• _EXTRAIT RETENU_

********

J'espère que ça te plaira !


----------



## Bigdidou (10 Janvier 2014)

ness_Du_frat a dit:


> J'espère que ça te plaira !




Je te ferai un retour, promis.
Je suis en train de relire les stoïcien, enfin Marc-Aurèle, et quelque chose d'un peu plus léger pour intercaler tombe très bien


----------



## Powerdom (10 Janvier 2014)

Où est-ce qu'on peut le pirater ?


----------



## ness_Du_frat (11 Janvier 2014)

Ah, tu risques d'avoir une mauvaise surprise et de tomber sur la toute vieille version ^^ Mais franchement, à 3&#8364;50, je pense que tu peux te permettre de l'acheter


----------



## Powerdom (11 Janvier 2014)

Fais nous signe quand il sera sur ibook.


----------



## ness_Du_frat (11 Janvier 2014)

********

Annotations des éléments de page
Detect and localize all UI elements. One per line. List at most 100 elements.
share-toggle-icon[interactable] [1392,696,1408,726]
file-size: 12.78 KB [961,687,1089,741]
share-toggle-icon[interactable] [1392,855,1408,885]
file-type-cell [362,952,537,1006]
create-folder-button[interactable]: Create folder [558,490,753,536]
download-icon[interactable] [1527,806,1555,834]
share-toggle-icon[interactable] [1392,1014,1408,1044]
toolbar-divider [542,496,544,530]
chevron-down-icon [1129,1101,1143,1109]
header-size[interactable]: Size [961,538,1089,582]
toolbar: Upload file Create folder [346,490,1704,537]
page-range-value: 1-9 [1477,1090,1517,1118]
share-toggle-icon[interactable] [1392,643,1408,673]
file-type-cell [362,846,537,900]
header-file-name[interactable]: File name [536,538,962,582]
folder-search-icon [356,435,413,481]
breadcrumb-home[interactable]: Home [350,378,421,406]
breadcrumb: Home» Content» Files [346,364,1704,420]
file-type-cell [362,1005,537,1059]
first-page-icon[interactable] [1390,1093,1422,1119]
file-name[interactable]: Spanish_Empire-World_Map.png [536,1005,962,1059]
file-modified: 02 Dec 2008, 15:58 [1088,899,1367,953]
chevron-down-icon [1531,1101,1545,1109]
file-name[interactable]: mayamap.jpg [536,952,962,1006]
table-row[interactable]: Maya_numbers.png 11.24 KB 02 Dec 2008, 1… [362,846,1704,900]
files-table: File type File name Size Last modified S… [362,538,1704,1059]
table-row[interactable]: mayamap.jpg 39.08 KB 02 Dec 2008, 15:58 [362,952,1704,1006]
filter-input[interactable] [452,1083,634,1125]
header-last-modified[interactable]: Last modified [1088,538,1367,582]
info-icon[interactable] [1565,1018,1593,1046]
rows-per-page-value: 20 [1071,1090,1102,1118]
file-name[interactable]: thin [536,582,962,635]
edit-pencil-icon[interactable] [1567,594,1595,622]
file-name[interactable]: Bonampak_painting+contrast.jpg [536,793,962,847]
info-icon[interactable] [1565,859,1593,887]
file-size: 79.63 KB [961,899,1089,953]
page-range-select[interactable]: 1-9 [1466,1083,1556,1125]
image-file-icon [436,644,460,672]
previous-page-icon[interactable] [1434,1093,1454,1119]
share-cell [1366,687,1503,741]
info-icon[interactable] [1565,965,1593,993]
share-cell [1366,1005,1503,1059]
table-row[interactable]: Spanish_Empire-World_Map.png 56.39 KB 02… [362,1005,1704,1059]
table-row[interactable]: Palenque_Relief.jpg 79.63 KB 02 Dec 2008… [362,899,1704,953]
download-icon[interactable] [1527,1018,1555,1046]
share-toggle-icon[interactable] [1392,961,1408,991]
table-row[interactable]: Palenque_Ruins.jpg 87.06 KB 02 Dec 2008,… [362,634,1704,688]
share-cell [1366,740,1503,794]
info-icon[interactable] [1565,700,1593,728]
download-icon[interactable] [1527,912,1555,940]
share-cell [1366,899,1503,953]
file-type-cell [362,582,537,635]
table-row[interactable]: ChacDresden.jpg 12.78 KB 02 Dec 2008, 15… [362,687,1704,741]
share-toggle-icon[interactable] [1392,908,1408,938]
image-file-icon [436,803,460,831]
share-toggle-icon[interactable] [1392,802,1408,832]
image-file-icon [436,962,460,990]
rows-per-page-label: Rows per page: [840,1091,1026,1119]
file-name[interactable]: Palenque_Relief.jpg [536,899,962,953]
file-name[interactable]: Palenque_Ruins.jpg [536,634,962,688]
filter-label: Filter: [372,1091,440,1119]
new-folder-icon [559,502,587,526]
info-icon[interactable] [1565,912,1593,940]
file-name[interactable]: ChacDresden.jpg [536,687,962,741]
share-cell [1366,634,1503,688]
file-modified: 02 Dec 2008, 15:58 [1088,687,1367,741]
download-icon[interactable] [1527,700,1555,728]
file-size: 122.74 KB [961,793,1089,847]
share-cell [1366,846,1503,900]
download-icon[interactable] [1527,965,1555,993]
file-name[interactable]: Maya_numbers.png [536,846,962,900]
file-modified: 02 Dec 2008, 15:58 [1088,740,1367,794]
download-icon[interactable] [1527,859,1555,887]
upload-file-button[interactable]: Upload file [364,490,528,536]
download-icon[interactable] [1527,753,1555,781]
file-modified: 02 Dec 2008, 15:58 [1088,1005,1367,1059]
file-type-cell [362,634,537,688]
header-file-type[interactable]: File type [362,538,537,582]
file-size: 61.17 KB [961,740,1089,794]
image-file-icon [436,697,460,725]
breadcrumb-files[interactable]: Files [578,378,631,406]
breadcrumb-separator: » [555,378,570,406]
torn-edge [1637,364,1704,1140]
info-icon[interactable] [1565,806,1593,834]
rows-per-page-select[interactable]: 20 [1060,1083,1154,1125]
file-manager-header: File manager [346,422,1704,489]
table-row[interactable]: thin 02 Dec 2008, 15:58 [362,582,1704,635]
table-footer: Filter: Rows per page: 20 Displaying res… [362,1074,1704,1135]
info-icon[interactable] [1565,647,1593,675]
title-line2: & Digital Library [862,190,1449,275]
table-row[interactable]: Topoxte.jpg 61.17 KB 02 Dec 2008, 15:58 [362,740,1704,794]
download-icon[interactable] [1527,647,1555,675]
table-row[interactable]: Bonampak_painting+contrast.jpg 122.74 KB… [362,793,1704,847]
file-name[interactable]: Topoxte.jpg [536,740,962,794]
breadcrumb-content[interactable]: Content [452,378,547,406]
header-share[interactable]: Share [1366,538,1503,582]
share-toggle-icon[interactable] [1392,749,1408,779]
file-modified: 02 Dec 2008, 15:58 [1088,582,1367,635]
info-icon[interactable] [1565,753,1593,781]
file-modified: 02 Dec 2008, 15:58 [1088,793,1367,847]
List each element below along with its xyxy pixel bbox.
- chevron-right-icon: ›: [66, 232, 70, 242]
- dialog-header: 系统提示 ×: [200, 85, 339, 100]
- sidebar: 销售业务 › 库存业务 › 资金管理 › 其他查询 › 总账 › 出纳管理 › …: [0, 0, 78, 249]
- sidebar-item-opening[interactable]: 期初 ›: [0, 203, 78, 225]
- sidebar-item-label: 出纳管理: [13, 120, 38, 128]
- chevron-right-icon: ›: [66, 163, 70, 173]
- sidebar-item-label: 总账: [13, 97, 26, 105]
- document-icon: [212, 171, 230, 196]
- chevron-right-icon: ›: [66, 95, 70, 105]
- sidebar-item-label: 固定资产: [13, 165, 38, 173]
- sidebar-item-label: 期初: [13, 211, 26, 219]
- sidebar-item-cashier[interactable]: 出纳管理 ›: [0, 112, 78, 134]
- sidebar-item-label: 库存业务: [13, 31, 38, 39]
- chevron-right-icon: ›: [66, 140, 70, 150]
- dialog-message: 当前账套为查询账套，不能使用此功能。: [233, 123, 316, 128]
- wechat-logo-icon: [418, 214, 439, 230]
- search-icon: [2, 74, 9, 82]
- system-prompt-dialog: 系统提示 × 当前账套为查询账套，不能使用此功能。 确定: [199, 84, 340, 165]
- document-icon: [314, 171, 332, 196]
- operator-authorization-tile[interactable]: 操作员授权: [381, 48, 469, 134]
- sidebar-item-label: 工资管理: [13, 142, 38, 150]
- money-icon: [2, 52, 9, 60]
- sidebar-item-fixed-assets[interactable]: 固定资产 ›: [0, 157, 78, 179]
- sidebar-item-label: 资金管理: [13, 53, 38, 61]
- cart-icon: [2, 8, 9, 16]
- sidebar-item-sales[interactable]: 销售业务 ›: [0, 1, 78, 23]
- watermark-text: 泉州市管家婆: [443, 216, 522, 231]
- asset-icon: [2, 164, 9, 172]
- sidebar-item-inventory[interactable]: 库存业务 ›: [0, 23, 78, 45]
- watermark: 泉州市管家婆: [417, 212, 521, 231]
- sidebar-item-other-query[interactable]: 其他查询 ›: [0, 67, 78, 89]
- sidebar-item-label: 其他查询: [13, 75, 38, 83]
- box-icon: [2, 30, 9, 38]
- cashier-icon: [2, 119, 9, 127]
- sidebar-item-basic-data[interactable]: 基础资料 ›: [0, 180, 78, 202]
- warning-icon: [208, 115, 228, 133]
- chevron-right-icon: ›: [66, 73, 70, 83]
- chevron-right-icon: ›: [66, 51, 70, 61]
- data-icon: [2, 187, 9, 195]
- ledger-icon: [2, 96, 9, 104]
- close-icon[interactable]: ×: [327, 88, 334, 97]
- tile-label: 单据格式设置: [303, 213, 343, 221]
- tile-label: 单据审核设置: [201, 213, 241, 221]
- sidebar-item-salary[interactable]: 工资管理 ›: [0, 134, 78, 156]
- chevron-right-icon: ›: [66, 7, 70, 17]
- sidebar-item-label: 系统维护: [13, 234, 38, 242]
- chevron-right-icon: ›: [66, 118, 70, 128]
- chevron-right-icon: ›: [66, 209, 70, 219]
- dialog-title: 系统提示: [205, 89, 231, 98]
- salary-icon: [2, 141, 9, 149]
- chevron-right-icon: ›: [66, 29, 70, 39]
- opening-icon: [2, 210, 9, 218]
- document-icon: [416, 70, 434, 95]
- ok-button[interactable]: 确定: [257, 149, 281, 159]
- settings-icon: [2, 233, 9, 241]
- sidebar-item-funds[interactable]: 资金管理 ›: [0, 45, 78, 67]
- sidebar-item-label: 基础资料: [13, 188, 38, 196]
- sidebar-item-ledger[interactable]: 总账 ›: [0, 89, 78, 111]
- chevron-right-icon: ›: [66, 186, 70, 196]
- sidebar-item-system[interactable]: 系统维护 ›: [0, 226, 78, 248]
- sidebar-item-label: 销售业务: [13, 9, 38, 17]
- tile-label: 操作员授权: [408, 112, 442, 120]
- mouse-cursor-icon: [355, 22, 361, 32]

********

• _OBJECTIF A_
Reproduisez à l'identique, dans les enregistrements, le passage allant de leur début jusqu'à la ligne contenant « file-type-cell [362,952,537,1006] », ces deux bornes comprises.
• _OBJECTIF B_
Rédigez la suite de l'extrait du fil de discussion consacré à un livre numérique vendu 3,50 €.
Les enregistrements n'ont aucun rapport avec l'extrait.

• _RÉPONSE RÉDIGÉE A_
Detect and localize all UI elements. One per line. List at most 100 elements.
share-toggle-icon[interactable] [1392,696,1408,726]
file-size: 12.78 KB [961,687,1089,741]
share-toggle-icon[interactable] [1392,855,1408,885]
file-type-cell [362,952,537,1006]

• _RÉPONSE RÉDIGÉE B_
Ça ne devrait pas tarder  Il sort lundi sur Kobo, ensuite je ferai les démarches pour Apple et pour Sony. Et après, sur mon propre site !


----------



## ness_Du_frat (11 Janvier 2014)

Bon, pour une raison que j'ignore, on dirait que le lien vers la vidéo a sauté... Je le remets, je ne sais pas si quelqu'un peut éventuellement le remplacer dans mon post d'origine ? Je n'ai pas les droits pour l'éditer si longtemps après la publication... 

http://www.youtube.com/watch?v=YT_EMihAOV0


----------



## Bigdidou (11 Janvier 2014)

ness_Du_frat a dit:


> Ah, tu risques d'avoir une mauvaise surprise et de tomber sur la toute vieille version



La version beta, en somme. Vaut mieux une version intelligente, effectivement 
Bon, je commencerai ça lundi, si le métro me le permet...


----------



## ergu (11 Janvier 2014)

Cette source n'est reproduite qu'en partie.